» Direction: The records below are to be quoted in full; please keep every word exact.
"""
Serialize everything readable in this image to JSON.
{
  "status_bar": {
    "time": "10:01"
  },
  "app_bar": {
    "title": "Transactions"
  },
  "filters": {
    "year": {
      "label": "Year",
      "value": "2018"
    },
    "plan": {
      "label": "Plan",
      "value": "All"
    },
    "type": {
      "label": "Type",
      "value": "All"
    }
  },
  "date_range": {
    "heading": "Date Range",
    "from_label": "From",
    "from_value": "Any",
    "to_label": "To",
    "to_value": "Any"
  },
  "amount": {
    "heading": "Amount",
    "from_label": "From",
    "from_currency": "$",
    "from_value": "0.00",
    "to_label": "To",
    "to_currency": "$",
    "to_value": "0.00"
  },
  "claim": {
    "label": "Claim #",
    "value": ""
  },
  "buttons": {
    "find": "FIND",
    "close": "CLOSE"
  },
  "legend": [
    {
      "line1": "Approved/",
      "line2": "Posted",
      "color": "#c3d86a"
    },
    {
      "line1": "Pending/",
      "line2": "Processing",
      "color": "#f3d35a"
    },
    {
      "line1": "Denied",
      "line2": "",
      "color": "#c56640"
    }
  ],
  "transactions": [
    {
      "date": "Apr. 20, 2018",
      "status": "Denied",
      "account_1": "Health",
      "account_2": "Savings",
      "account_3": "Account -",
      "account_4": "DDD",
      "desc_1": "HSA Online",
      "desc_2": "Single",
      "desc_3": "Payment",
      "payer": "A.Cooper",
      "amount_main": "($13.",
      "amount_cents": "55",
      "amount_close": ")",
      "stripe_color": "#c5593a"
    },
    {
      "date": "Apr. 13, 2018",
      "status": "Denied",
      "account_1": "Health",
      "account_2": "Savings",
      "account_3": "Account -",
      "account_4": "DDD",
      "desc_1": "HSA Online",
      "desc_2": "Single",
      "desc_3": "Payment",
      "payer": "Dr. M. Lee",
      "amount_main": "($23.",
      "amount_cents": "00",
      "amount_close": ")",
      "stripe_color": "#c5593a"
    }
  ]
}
"""
» Solution:
Serialize everything readable in this image to JSON.
{
  "status_bar": {
    "time": "10:01"
  },
  "app_bar": {
    "title": "Transactions"
  },
  "filters": {
    "year": {
      "label": "Year",
      "value": "2018"
    },
    "plan": {
      "label": "Plan",
      "value": "All"
    },
    "type": {
      "label": "Type",
      "value": "All"
    }
  },
  "date_range": {
    "heading": "Date Range",
    "from_label": "From",
    "from_value": "Any",
    "to_label": "To",
    "to_value": "Any"
  },
  "amount": {
    "heading": "Amount",
    "from_label": "From",
    "from_currency": "$",
    "from_value": "0.00",
    "to_label": "To",
    "to_currency": "$",
    "to_value": "0.00"
  },
  "claim": {
    "label": "Claim #",
    "value": ""
  },
  "buttons": {
    "find": "FIND",
    "close": "CLOSE"
  },
  "legend": [
    {
      "line1": "Approved/",
      "line2": "Posted",
      "color": "#c3d86a"
    },
    {
      "line1": "Pending/",
      "line2": "Processing",
      "color": "#f3d35a"
    },
    {
      "line1": "Denied",
      "line2": "",
      "color": "#c56640"
    }
  ],
  "transactions": [
    {
      "date": "Apr. 20, 2018",
      "status": "Denied",
      "account_1": "Health",
      "account_2": "Savings",
      "account_3": "Account -",
      "account_4": "DDD",
      "desc_1": "HSA Online",
      "desc_2": "Single",
      "desc_3": "Payment",
      "payer": "A.Cooper",
      "amount_main": "($13.",
      "amount_cents": "55",
      "amount_close": ")",
      "stripe_color": "#c5593a"
    },
    {
      "date": "Apr. 13, 2018",
      "status": "Denied",
      "account_1": "Health",
      "account_2": "Savings",
      "account_3": "Account -",
      "account_4": "DDD",
      "desc_1": "HSA Online",
      "desc_2": "Single",
      "desc_3": "Payment",
      "payer": "Dr. M. Lee",
      "amount_main": "($23.",
      "amount_cents": "00",
      "amount_close": ")",
      "stripe_color": "#c5593a"
    }
  ]
}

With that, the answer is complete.